Stated task → How many of the lines below hold the word "name"? Answer only with the number.

Records to process →
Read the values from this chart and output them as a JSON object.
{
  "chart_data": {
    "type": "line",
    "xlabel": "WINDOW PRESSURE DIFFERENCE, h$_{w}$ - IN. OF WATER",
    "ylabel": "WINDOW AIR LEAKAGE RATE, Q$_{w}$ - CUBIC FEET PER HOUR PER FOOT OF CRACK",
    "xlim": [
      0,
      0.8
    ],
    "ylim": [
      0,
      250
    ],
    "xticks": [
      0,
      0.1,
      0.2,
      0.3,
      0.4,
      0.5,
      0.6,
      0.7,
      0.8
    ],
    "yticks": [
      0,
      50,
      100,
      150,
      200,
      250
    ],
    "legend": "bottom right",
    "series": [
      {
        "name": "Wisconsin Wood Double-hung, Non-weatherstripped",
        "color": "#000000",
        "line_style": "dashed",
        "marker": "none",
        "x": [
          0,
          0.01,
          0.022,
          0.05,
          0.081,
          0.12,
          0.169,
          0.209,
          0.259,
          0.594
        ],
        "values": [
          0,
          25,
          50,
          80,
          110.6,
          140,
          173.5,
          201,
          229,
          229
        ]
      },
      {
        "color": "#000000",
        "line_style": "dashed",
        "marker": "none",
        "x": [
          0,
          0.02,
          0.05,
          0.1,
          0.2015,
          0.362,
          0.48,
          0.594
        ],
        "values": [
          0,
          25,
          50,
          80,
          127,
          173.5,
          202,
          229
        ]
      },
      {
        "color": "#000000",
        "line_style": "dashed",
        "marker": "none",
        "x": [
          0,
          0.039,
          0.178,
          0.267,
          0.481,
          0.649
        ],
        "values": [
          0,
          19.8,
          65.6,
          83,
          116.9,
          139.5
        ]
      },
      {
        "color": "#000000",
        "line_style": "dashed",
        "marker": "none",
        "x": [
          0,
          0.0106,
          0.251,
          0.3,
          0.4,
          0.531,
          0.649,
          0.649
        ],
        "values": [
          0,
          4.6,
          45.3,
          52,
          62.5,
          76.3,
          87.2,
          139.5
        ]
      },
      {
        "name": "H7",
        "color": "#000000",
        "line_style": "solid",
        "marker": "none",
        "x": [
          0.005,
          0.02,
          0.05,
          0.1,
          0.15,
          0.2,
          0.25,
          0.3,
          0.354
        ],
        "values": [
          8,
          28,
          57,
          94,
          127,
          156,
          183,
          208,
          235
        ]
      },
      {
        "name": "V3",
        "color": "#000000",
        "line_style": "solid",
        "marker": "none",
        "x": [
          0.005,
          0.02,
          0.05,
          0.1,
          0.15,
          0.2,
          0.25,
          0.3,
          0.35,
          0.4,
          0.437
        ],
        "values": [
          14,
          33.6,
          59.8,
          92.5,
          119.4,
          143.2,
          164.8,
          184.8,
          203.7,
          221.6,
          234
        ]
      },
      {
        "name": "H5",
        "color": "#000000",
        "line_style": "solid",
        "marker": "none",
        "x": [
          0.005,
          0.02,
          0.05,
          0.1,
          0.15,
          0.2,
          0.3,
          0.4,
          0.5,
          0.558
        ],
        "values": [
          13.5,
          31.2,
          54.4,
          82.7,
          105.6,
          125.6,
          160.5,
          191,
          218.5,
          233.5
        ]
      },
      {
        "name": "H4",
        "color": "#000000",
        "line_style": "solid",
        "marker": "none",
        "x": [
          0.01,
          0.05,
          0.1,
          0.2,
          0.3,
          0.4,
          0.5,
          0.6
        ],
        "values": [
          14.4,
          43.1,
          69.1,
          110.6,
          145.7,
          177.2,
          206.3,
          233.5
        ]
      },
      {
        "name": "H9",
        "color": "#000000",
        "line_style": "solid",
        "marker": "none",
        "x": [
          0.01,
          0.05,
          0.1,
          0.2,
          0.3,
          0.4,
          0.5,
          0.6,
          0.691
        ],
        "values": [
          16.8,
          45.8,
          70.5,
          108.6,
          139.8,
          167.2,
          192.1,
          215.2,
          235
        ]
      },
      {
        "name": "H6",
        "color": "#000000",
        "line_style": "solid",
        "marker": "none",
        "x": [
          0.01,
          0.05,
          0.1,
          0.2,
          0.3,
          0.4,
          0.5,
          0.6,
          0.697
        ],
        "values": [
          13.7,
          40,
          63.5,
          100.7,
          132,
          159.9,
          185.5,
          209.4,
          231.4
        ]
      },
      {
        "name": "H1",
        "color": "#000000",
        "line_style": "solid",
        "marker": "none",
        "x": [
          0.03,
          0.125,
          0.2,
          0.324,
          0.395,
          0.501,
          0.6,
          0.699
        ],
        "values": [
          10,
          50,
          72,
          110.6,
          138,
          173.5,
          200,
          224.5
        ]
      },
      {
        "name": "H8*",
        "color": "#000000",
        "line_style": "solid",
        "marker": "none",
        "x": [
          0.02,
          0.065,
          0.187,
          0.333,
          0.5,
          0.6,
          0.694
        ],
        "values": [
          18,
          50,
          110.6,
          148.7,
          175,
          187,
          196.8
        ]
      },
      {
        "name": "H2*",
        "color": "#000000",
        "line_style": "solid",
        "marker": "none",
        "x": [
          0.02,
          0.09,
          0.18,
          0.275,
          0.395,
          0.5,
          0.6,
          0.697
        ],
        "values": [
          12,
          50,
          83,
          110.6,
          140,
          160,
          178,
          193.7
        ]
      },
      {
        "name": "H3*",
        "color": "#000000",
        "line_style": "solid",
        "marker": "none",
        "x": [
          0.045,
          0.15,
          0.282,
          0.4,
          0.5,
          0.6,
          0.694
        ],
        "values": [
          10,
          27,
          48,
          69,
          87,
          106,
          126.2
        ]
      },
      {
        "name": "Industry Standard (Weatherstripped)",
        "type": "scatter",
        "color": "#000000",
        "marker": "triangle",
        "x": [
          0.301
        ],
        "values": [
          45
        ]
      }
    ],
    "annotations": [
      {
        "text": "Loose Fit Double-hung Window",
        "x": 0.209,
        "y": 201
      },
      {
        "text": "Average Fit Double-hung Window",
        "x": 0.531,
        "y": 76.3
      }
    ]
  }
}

Response to the exercise → 12